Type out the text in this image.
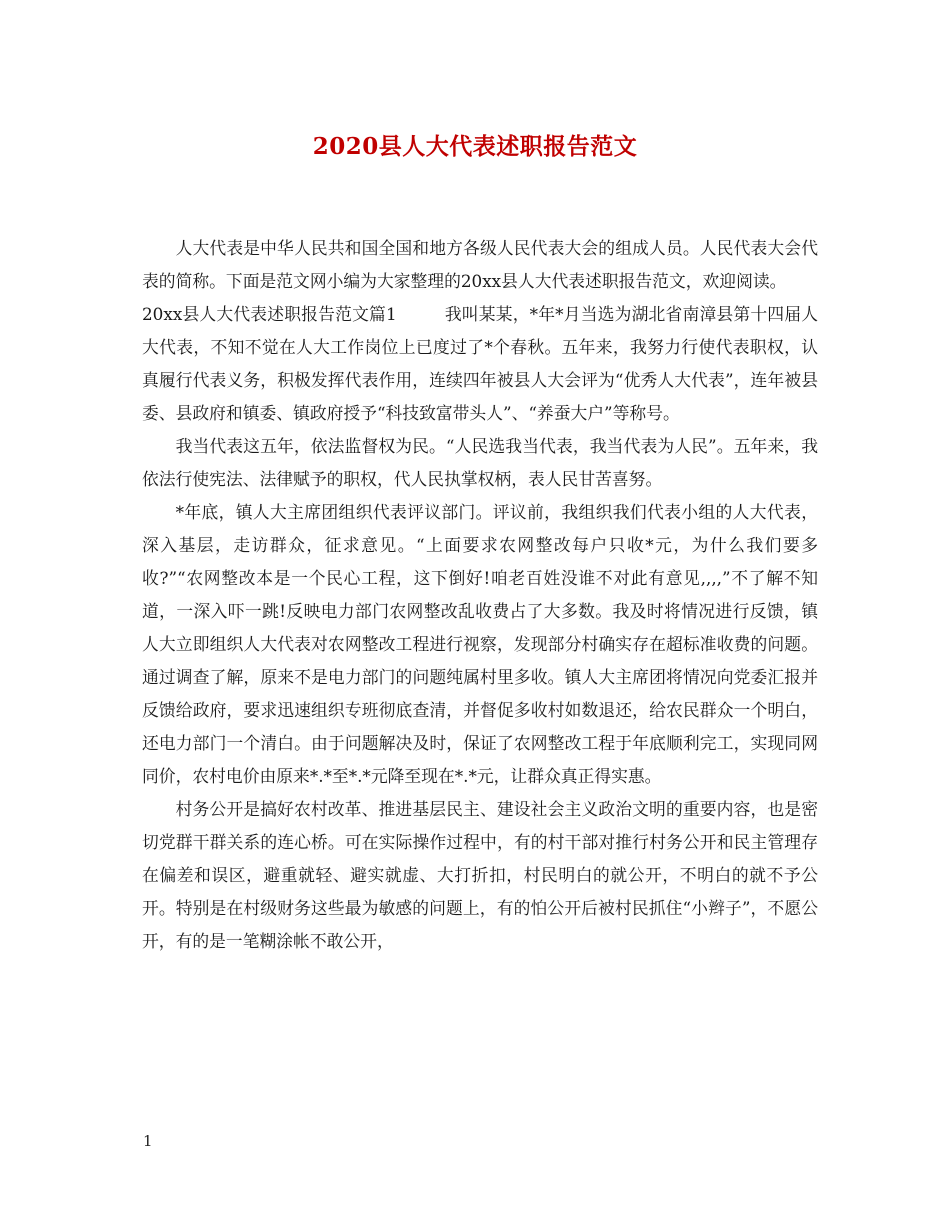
2020县人大代表述职报告范文

人大代表是中华人民共和国全国和地方各级人民代表大会的组成人员。人民代表大会代表的简称。下面是范文网小编为大家整理的20xx县人大代表述职报告范文，欢迎阅读。

20xx县人大代表述职报告范文篇1	我叫某某，*年*月当选为湖北省南漳县第十四届人大代表，不知不觉在人大工作岗位上已度过了*个春秋。五年来，我努力行使代表职权，认真履行代表义务，积极发挥代表作用，连续四年被县人大会评为“优秀人大代表”，连年被县委、县政府和镇委、镇政府授予“科技致富带头人”、“养蚕大户”等称号。

我当代表这五年，依法监督权为民。“人民选我当代表，我当代表为人民”。五年来，我依法行使宪法、法律赋予的职权，代人民执掌权柄，表人民甘苦喜努。

*年底，镇人大主席团组织代表评议部门。评议前，我组织我们代表小组的人大代表，深入基层，走访群众，征求意见。“上面要求农网整改每户只收*元，为什么我们要多收?”“农网整改本是一个民心工程，这下倒好!咱老百姓没谁不对此有意见,,,,”不了解不知道，一深入吓一跳!反映电力部门农网整改乱收费占了大多数。我及时将情况进行反馈，镇人大立即组织人大代表对农网整改工程进行视察，发现部分村确实存在超标准收费的问题。通过调查了解，原来不是电力部门的问题纯属村里多收。镇人大主席团将情况向党委汇报并反馈给政府，要求迅速组织专班彻底查清，并督促多收村如数退还，给农民群众一个明白，还电力部门一个清白。由于问题解决及时，保证了农网整改工程于年底顺利完工，实现同网同价，农村电价由原来*.*至*.*元降至现在*.*元，让群众真正得实惠。

村务公开是搞好农村改革、推进基层民主、建设社会主义政治文明的重要内容，也是密切党群干群关系的连心桥。可在实际操作过程中，有的村干部对推行村务公开和民主管理存在偏差和误区，避重就轻、避实就虚、大打折扣，村民明白的就公开，不明白的就不予公开。特别是在村级财务这些最为敏感的问题上，有的怕公开后被村民抓住“小辫子”，不愿公开，有的是一笔糊涂帐不敢公开，

1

= = = = =

* _Exercise_:
Write out each line of the data exactly; the images should be left out.

* _Solution to the problem_:
Type out the text in this image.
2020县人大代表述职报告范文

人大代表是中华人民共和国全国和地方各级人民代表大会的组成人员。人民代表大会代表的简称。下面是范文网小编为大家整理的20xx县人大代表述职报告范文，欢迎阅读。

20xx县人大代表述职报告范文篇1	我叫某某，*年*月当选为湖北省南漳县第十四届人大代表，不知不觉在人大工作岗位上已度过了*个春秋。五年来，我努力行使代表职权，认真履行代表义务，积极发挥代表作用，连续四年被县人大会评为“优秀人大代表”，连年被县委、县政府和镇委、镇政府授予“科技致富带头人”、“养蚕大户”等称号。

我当代表这五年，依法监督权为民。“人民选我当代表，我当代表为人民”。五年来，我依法行使宪法、法律赋予的职权，代人民执掌权柄，表人民甘苦喜努。

*年底，镇人大主席团组织代表评议部门。评议前，我组织我们代表小组的人大代表，深入基层，走访群众，征求意见。“上面要求农网整改每户只收*元，为什么我们要多收?”“农网整改本是一个民心工程，这下倒好!咱老百姓没谁不对此有意见,,,,”不了解不知道，一深入吓一跳!反映电力部门农网整改乱收费占了大多数。我及时将情况进行反馈，镇人大立即组织人大代表对农网整改工程进行视察，发现部分村确实存在超标准收费的问题。通过调查了解，原来不是电力部门的问题纯属村里多收。镇人大主席团将情况向党委汇报并反馈给政府，要求迅速组织专班彻底查清，并督促多收村如数退还，给农民群众一个明白，还电力部门一个清白。由于问题解决及时，保证了农网整改工程于年底顺利完工，实现同网同价，农村电价由原来*.*至*.*元降至现在*.*元，让群众真正得实惠。

村务公开是搞好农村改革、推进基层民主、建设社会主义政治文明的重要内容，也是密切党群干群关系的连心桥。可在实际操作过程中，有的村干部对推行村务公开和民主管理存在偏差和误区，避重就轻、避实就虚、大打折扣，村民明白的就公开，不明白的就不予公开。特别是在村级财务这些最为敏感的问题上，有的怕公开后被村民抓住“小辫子”，不愿公开，有的是一笔糊涂帐不敢公开，

1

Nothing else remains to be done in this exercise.